Set down each entry from the block beneath, exactly as written.

--- begin Data for the task ---

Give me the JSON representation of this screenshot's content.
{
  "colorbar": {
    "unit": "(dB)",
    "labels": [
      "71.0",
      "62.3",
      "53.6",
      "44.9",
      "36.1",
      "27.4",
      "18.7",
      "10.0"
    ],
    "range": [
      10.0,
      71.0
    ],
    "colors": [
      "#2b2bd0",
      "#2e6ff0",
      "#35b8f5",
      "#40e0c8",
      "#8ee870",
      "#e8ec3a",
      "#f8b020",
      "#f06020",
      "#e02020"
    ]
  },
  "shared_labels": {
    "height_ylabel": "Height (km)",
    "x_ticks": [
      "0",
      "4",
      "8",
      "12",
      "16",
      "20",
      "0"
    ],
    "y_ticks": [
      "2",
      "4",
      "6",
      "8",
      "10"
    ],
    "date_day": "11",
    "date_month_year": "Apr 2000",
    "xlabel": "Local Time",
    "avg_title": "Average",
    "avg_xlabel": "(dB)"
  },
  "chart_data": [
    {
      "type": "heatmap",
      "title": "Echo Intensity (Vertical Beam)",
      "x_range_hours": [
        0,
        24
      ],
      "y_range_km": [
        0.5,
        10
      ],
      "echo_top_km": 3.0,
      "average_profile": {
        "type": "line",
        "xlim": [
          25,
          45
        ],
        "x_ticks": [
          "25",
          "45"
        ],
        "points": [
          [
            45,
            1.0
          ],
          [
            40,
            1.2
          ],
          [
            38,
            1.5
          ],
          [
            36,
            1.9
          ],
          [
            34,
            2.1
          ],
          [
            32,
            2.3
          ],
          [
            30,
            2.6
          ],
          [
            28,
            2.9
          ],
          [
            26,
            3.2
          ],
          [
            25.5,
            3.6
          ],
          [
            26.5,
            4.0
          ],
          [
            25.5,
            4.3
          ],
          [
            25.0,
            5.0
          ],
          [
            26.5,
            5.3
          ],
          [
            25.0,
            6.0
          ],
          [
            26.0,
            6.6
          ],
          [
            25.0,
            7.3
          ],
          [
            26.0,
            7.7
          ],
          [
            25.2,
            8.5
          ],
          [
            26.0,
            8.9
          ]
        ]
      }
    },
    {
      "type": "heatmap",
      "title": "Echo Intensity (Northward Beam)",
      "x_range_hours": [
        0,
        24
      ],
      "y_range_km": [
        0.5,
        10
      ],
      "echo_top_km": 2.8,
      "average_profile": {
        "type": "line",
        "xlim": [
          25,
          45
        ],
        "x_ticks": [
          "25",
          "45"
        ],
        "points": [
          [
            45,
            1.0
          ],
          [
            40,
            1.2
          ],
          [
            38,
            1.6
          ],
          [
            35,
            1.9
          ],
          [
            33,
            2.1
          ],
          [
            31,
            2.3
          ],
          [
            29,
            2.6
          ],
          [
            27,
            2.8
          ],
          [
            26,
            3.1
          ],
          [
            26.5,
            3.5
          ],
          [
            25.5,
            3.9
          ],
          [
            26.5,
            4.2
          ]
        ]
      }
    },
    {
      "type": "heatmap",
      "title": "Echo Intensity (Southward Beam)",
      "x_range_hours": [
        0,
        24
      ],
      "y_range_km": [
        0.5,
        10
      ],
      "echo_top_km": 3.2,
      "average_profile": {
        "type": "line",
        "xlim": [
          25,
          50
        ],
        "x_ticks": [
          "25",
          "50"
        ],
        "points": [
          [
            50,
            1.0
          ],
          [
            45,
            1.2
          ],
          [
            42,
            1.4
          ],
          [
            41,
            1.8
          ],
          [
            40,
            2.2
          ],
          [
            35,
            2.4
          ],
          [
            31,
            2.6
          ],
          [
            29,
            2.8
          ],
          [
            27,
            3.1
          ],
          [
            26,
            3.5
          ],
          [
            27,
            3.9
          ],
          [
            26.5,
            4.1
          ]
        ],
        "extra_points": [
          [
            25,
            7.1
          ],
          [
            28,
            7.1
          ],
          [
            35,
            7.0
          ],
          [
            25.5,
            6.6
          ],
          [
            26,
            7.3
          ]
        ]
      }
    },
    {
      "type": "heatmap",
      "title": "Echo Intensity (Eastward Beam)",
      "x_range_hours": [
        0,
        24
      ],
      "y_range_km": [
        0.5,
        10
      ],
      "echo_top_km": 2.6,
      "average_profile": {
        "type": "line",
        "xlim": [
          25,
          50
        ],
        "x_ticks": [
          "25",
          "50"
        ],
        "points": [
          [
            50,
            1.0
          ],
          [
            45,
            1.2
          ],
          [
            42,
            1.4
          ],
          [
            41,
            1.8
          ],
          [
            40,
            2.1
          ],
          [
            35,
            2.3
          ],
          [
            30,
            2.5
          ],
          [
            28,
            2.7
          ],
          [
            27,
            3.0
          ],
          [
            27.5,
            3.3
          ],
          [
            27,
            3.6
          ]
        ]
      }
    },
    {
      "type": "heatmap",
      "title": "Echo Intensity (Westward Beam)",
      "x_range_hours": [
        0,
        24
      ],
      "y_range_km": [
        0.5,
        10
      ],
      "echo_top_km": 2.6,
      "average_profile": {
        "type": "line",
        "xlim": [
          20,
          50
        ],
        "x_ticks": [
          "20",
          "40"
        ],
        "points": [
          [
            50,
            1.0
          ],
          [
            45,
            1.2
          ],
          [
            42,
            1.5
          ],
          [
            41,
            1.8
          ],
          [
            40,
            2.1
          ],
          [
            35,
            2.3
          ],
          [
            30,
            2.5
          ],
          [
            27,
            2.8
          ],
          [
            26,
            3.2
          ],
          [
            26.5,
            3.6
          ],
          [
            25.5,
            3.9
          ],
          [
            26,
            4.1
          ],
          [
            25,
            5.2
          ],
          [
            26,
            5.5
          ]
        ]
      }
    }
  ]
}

--- end Data for the task ---

#### Completed task
Give me the JSON representation of this screenshot's content.
{
  "colorbar": {
    "unit": "(dB)",
    "labels": [
      "71.0",
      "62.3",
      "53.6",
      "44.9",
      "36.1",
      "27.4",
      "18.7",
      "10.0"
    ],
    "range": [
      10.0,
      71.0
    ],
    "colors": [
      "#2b2bd0",
      "#2e6ff0",
      "#35b8f5",
      "#40e0c8",
      "#8ee870",
      "#e8ec3a",
      "#f8b020",
      "#f06020",
      "#e02020"
    ]
  },
  "shared_labels": {
    "height_ylabel": "Height (km)",
    "x_ticks": [
      "0",
      "4",
      "8",
      "12",
      "16",
      "20",
      "0"
    ],
    "y_ticks": [
      "2",
      "4",
      "6",
      "8",
      "10"
    ],
    "date_day": "11",
    "date_month_year": "Apr 2000",
    "xlabel": "Local Time",
    "avg_title": "Average",
    "avg_xlabel": "(dB)"
  },
  "chart_data": [
    {
      "type": "heatmap",
      "title": "Echo Intensity (Vertical Beam)",
      "x_range_hours": [
        0,
        24
      ],
      "y_range_km": [
        0.5,
        10
      ],
      "echo_top_km": 3.0,
      "average_profile": {
        "type": "line",
        "xlim": [
          25,
          45
        ],
        "x_ticks": [
          "25",
          "45"
        ],
        "points": [
          [
            45,
            1.0
          ],
          [
            40,
            1.2
          ],
          [
            38,
            1.5
          ],
          [
            36,
            1.9
          ],
          [
            34,
            2.1
          ],
          [
            32,
            2.3
          ],
          [
            30,
            2.6
          ],
          [
            28,
            2.9
          ],
          [
            26,
            3.2
          ],
          [
            25.5,
            3.6
          ],
          [
            26.5,
            4.0
          ],
          [
            25.5,
            4.3
          ],
          [
            25.0,
            5.0
          ],
          [
            26.5,
            5.3
          ],
          [
            25.0,
            6.0
          ],
          [
            26.0,
            6.6
          ],
          [
            25.0,
            7.3
          ],
          [
            26.0,
            7.7
          ],
          [
            25.2,
            8.5
          ],
          [
            26.0,
            8.9
          ]
        ]
      }
    },
    {
      "type": "heatmap",
      "title": "Echo Intensity (Northward Beam)",
      "x_range_hours": [
        0,
        24
      ],
      "y_range_km": [
        0.5,
        10
      ],
      "echo_top_km": 2.8,
      "average_profile": {
        "type": "line",
        "xlim": [
          25,
          45
        ],
        "x_ticks": [
          "25",
          "45"
        ],
        "points": [
          [
            45,
            1.0
          ],
          [
            40,
            1.2
          ],
          [
            38,
            1.6
          ],
          [
            35,
            1.9
          ],
          [
            33,
            2.1
          ],
          [
            31,
            2.3
          ],
          [
            29,
            2.6
          ],
          [
            27,
            2.8
          ],
          [
            26,
            3.1
          ],
          [
            26.5,
            3.5
          ],
          [
            25.5,
            3.9
          ],
          [
            26.5,
            4.2
          ]
        ]
      }
    },
    {
      "type": "heatmap",
      "title": "Echo Intensity (Southward Beam)",
      "x_range_hours": [
        0,
        24
      ],
      "y_range_km": [
        0.5,
        10
      ],
      "echo_top_km": 3.2,
      "average_profile": {
        "type": "line",
        "xlim": [
          25,
          50
        ],
        "x_ticks": [
          "25",
          "50"
        ],
        "points": [
          [
            50,
            1.0
          ],
          [
            45,
            1.2
          ],
          [
            42,
            1.4
          ],
          [
            41,
            1.8
          ],
          [
            40,
            2.2
          ],
          [
            35,
            2.4
          ],
          [
            31,
            2.6
          ],
          [
            29,
            2.8
          ],
          [
            27,
            3.1
          ],
          [
            26,
            3.5
          ],
          [
            27,
            3.9
          ],
          [
            26.5,
            4.1
          ]
        ],
        "extra_points": [
          [
            25,
            7.1
          ],
          [
            28,
            7.1
          ],
          [
            35,
            7.0
          ],
          [
            25.5,
            6.6
          ],
          [
            26,
            7.3
          ]
        ]
      }
    },
    {
      "type": "heatmap",
      "title": "Echo Intensity (Eastward Beam)",
      "x_range_hours": [
        0,
        24
      ],
      "y_range_km": [
        0.5,
        10
      ],
      "echo_top_km": 2.6,
      "average_profile": {
        "type": "line",
        "xlim": [
          25,
          50
        ],
        "x_ticks": [
          "25",
          "50"
        ],
        "points": [
          [
            50,
            1.0
          ],
          [
            45,
            1.2
          ],
          [
            42,
            1.4
          ],
          [
            41,
            1.8
          ],
          [
            40,
            2.1
          ],
          [
            35,
            2.3
          ],
          [
            30,
            2.5
          ],
          [
            28,
            2.7
          ],
          [
            27,
            3.0
          ],
          [
            27.5,
            3.3
          ],
          [
            27,
            3.6
          ]
        ]
      }
    },
    {
      "type": "heatmap",
      "title": "Echo Intensity (Westward Beam)",
      "x_range_hours": [
        0,
        24
      ],
      "y_range_km": [
        0.5,
        10
      ],
      "echo_top_km": 2.6,
      "average_profile": {
        "type": "line",
        "xlim": [
          20,
          50
        ],
        "x_ticks": [
          "20",
          "40"
        ],
        "points": [
          [
            50,
            1.0
          ],
          [
            45,
            1.2
          ],
          [
            42,
            1.5
          ],
          [
            41,
            1.8
          ],
          [
            40,
            2.1
          ],
          [
            35,
            2.3
          ],
          [
            30,
            2.5
          ],
          [
            27,
            2.8
          ],
          [
            26,
            3.2
          ],
          [
            26.5,
            3.6
          ],
          [
            25.5,
            3.9
          ],
          [
            26,
            4.1
          ],
          [
            25,
            5.2
          ],
          [
            26,
            5.5
          ]
        ]
      }
    }
  ]
}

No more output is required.